PAGE EXTRACT:
Why does the criminal lover lawyer, like Scalia, seek to empty the prisons of vicious thugs? Lawyers need the jobs. Drops in crime rates threaten these jobs.

Posted by: Supremacy Claus | December 22, 2007 9:00 AM

It is an excellent article, but I'm no longer sure how to get people to wake up to this issue. We're hearing of such abuses almost daily now (I've subscribed to all items in Google News for "arbitration fairness", and I get something almost daily.

People read these articles, and then it's like they feel so helpless about their lives anyway, that articles such as this become nothing more than one more log on the pile of the Big Guy screwing the little guy.

Somewhat related is this article:

As for the incident, I was astonished, furious that this young woman would be put through such criminal activity without any penalties, and then when she took the only course she had, she has to go through the arbitration kangaroo court. At a minimum, wouldn't you think the PR group at KBR would be smart enough to see how this could backfire on the company?

STORED DATA:
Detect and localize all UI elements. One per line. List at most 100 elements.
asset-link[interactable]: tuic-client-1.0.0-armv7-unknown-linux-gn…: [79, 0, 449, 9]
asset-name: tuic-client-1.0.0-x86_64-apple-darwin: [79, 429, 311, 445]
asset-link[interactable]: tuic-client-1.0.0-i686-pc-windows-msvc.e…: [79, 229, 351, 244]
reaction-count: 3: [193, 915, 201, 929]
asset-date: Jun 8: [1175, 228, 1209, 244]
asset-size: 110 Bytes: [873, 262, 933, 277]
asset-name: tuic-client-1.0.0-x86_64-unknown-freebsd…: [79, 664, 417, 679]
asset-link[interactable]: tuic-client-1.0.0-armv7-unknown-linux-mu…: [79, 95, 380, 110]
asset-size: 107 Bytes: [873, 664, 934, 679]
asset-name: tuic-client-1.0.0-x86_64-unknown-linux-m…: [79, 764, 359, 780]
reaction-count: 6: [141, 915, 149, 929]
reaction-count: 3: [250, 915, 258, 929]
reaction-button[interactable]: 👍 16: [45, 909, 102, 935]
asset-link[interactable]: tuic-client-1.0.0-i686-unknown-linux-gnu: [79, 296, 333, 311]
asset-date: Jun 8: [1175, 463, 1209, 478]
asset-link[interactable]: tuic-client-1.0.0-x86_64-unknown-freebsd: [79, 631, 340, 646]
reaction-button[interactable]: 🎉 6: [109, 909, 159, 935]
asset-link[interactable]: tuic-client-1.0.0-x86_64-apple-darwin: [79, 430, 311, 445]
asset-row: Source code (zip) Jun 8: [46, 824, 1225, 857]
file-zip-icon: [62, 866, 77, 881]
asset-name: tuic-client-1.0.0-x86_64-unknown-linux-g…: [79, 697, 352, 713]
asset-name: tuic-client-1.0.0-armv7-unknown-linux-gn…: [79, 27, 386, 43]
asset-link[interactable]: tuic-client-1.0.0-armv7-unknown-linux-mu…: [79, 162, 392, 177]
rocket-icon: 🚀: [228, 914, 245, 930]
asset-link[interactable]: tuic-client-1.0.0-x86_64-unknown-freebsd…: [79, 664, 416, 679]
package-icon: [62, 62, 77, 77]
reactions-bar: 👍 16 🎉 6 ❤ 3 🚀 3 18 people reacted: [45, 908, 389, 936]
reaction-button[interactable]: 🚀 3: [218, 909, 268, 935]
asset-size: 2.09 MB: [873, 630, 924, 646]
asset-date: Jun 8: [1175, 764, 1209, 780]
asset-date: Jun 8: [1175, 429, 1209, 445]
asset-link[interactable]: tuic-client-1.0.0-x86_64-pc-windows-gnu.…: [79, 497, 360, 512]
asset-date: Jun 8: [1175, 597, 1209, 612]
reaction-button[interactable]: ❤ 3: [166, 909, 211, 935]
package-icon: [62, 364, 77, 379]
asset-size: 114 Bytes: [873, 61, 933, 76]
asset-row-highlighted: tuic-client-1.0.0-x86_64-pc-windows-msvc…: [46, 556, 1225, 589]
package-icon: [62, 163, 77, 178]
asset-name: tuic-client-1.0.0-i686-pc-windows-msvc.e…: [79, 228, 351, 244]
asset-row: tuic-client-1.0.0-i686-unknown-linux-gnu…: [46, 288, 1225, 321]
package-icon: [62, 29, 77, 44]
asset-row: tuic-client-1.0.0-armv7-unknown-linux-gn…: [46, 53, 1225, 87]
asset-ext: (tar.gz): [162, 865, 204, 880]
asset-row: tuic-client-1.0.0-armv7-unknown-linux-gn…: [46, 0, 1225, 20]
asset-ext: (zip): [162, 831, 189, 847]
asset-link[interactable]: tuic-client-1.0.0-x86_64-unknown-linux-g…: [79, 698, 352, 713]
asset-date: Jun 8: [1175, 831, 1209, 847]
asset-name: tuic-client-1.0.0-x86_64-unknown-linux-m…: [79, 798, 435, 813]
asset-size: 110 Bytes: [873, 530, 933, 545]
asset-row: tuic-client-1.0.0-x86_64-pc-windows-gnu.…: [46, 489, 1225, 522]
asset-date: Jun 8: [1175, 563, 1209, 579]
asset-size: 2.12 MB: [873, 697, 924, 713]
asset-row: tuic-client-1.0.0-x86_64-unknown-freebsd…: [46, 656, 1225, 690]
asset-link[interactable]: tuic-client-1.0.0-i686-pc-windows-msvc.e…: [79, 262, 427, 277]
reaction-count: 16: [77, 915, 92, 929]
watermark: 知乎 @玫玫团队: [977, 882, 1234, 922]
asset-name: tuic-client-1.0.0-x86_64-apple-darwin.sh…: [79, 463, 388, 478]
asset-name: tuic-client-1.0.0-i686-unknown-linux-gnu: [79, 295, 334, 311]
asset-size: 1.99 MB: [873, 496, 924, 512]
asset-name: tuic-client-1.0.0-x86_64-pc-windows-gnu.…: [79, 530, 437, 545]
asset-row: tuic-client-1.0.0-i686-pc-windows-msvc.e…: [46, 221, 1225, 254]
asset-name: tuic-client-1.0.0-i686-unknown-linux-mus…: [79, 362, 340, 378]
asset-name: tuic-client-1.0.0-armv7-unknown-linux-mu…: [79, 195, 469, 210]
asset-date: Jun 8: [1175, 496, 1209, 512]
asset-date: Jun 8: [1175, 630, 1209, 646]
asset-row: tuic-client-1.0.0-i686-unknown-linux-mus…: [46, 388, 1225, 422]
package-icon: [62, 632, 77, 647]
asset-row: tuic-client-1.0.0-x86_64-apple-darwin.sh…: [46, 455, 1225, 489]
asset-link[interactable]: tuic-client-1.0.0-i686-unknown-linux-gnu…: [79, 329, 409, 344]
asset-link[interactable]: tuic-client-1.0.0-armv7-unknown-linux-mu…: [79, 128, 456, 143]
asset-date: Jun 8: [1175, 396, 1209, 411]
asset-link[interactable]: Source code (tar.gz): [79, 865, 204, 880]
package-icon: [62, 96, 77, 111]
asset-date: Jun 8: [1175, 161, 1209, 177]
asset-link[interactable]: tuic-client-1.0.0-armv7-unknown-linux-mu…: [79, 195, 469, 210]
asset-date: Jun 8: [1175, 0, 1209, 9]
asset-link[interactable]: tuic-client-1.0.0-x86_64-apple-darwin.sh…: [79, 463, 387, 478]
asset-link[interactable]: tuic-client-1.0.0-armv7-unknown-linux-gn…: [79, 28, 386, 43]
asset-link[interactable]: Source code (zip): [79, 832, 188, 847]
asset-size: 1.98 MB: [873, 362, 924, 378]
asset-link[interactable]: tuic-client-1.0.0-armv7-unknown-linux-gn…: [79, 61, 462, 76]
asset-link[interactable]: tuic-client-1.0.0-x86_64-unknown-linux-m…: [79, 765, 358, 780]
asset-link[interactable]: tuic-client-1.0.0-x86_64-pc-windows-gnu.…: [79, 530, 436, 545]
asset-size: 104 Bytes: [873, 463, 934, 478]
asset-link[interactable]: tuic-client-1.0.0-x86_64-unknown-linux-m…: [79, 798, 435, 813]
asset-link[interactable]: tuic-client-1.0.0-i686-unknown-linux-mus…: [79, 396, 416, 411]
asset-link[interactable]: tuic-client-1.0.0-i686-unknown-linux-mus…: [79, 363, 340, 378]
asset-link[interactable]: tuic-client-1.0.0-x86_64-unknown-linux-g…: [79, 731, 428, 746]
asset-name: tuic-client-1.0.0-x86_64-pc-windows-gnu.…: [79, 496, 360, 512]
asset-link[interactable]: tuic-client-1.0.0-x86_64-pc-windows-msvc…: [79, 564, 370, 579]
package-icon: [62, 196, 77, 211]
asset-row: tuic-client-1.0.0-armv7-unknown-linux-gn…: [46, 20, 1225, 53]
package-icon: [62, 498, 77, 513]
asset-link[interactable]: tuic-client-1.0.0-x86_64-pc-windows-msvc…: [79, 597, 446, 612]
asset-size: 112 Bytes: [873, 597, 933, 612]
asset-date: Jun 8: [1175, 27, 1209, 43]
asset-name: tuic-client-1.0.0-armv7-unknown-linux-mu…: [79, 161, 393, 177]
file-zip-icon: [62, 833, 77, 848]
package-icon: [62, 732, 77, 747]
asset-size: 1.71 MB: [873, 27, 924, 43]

TO DO:
(A) List each sentence in the opening paragraph of the comment thread, before the "Posted by" line.
(B) Repeat the comment thread word for word from "Why does the" to "threaten these jobs.".

FULL ANSWERS:
(A)
1. Why does the criminal lover lawyer, like Scalia, seek to empty the prisons of vicious thugs?
2. Lawyers need the jobs.
3. Drops in crime rates threaten these jobs.

(B)
Why does the criminal lover lawyer, like Scalia, seek to empty the prisons of vicious thugs? Lawyers need the jobs. Drops in crime rates threaten these jobs.